Requirements:
Using the listing below, copy every line that mentions "JSON".
** BEGIN Task input **
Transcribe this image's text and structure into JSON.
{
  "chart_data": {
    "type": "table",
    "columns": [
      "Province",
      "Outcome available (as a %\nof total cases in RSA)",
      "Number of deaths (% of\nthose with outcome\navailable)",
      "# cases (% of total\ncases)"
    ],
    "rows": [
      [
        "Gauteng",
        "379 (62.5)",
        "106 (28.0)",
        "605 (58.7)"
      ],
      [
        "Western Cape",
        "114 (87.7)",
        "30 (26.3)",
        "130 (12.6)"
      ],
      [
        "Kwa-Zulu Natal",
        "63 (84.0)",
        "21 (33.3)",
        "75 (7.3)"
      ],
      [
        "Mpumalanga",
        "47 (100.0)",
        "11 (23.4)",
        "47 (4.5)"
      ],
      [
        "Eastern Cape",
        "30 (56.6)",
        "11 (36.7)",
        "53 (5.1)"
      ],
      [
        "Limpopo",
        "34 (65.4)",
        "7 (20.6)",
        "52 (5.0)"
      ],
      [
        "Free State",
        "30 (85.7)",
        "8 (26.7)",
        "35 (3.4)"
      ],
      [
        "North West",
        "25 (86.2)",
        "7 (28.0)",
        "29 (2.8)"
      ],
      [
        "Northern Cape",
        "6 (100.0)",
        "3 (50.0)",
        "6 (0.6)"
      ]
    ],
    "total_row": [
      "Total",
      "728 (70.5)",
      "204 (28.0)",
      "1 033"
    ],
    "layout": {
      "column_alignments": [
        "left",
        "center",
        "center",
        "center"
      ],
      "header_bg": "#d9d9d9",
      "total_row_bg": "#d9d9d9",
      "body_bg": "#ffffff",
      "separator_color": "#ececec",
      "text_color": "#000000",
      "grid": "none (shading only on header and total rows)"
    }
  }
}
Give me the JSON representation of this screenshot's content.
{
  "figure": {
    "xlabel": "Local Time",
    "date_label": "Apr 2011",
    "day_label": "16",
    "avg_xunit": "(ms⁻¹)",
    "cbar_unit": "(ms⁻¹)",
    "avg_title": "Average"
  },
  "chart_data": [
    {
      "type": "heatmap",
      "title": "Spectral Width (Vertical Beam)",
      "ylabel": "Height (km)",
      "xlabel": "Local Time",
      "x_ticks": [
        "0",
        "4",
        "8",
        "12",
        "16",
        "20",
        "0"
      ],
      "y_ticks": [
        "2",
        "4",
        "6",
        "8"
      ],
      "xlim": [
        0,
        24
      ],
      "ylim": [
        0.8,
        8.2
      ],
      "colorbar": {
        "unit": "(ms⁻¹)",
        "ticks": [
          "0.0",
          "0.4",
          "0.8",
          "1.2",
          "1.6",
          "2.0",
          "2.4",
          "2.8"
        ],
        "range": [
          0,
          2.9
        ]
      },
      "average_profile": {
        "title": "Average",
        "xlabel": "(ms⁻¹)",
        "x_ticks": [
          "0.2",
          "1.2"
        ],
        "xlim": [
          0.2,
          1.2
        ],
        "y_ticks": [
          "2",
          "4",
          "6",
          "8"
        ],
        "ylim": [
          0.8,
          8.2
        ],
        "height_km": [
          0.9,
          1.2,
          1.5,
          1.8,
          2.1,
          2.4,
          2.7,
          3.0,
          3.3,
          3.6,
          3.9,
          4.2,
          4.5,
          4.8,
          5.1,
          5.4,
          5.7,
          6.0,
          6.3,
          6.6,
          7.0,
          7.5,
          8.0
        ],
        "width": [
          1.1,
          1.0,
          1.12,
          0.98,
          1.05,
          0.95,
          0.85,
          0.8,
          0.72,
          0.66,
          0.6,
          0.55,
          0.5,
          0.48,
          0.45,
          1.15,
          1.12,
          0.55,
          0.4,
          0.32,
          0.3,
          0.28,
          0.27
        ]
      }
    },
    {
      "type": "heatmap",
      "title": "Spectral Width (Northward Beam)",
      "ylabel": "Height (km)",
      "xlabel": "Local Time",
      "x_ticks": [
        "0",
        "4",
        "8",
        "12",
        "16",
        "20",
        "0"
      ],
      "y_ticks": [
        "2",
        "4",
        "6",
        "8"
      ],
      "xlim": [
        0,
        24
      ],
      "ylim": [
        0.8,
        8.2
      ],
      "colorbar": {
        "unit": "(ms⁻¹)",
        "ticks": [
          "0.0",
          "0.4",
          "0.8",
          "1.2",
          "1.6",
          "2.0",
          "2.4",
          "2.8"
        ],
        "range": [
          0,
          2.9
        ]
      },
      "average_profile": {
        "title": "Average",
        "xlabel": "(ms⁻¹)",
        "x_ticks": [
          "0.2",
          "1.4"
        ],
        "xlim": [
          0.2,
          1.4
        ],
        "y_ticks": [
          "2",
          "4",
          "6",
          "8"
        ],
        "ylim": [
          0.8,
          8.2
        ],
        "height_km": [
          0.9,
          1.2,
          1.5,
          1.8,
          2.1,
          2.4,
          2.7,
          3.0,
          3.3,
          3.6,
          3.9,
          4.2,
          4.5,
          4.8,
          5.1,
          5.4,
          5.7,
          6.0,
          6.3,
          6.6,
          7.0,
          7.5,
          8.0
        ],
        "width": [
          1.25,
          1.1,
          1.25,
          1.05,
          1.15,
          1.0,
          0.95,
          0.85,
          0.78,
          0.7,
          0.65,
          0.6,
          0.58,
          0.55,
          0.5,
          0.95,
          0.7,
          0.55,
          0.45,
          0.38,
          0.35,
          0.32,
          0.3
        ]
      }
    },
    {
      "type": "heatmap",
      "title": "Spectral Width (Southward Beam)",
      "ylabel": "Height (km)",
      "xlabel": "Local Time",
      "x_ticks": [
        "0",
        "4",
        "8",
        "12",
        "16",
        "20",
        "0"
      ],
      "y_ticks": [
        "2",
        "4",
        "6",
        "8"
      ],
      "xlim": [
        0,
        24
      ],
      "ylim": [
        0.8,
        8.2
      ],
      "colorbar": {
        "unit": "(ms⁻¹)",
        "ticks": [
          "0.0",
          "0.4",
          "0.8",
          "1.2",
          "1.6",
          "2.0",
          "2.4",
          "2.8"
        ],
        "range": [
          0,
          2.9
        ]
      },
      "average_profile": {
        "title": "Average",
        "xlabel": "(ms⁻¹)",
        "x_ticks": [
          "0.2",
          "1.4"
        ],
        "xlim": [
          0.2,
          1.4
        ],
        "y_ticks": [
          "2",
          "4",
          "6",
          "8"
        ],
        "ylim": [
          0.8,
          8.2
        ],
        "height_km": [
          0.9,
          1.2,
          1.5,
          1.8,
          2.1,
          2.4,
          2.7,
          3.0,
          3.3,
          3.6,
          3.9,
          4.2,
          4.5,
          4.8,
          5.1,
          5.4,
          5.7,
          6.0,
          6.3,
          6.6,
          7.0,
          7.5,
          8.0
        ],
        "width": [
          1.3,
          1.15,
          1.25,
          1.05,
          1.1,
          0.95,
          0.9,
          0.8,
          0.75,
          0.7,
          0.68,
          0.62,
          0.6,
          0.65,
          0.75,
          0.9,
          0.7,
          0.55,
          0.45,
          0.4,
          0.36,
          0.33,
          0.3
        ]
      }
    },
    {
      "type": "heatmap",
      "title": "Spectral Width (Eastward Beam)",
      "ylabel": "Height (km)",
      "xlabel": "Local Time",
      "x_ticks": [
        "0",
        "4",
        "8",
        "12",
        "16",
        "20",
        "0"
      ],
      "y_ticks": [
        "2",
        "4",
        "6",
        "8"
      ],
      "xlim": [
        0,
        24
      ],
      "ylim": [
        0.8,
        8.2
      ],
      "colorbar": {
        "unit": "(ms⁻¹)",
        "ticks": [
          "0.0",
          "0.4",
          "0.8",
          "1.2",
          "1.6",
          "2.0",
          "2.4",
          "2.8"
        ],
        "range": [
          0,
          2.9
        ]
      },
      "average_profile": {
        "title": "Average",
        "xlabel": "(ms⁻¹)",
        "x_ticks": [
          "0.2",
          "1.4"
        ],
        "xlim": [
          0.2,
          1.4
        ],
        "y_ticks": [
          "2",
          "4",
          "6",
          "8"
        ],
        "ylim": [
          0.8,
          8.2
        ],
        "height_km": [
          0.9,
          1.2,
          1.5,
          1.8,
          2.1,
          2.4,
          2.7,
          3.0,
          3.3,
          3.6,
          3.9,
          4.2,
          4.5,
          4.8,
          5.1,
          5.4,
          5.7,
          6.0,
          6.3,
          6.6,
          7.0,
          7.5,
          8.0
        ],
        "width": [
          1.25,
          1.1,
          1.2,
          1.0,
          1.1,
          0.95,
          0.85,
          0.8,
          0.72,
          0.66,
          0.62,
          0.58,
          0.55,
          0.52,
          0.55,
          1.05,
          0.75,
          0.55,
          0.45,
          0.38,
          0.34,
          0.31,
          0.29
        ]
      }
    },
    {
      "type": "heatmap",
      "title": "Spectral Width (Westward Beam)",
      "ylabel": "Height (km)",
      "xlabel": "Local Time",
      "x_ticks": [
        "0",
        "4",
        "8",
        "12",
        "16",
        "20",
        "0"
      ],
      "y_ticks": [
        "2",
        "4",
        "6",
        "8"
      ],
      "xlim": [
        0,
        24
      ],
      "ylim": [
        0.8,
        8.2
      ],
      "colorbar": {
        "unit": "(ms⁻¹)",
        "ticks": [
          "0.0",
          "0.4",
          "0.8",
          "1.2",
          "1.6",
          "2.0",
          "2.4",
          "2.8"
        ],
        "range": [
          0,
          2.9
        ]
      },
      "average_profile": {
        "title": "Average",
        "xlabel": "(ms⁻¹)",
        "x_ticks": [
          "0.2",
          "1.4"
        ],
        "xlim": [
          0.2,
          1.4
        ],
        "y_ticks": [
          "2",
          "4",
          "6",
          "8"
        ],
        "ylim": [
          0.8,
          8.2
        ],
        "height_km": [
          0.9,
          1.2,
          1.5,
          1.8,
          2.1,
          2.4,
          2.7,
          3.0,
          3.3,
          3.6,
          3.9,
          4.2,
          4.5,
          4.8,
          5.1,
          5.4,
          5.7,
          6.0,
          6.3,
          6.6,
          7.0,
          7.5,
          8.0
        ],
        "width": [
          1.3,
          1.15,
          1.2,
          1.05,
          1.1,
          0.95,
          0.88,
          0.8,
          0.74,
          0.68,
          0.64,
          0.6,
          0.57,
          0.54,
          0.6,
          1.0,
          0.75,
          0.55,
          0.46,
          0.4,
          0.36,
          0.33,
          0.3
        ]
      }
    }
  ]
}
** END Task input **
Written answer:
Transcribe this image's text and structure into JSON.
Give me the JSON representation of this screenshot's content.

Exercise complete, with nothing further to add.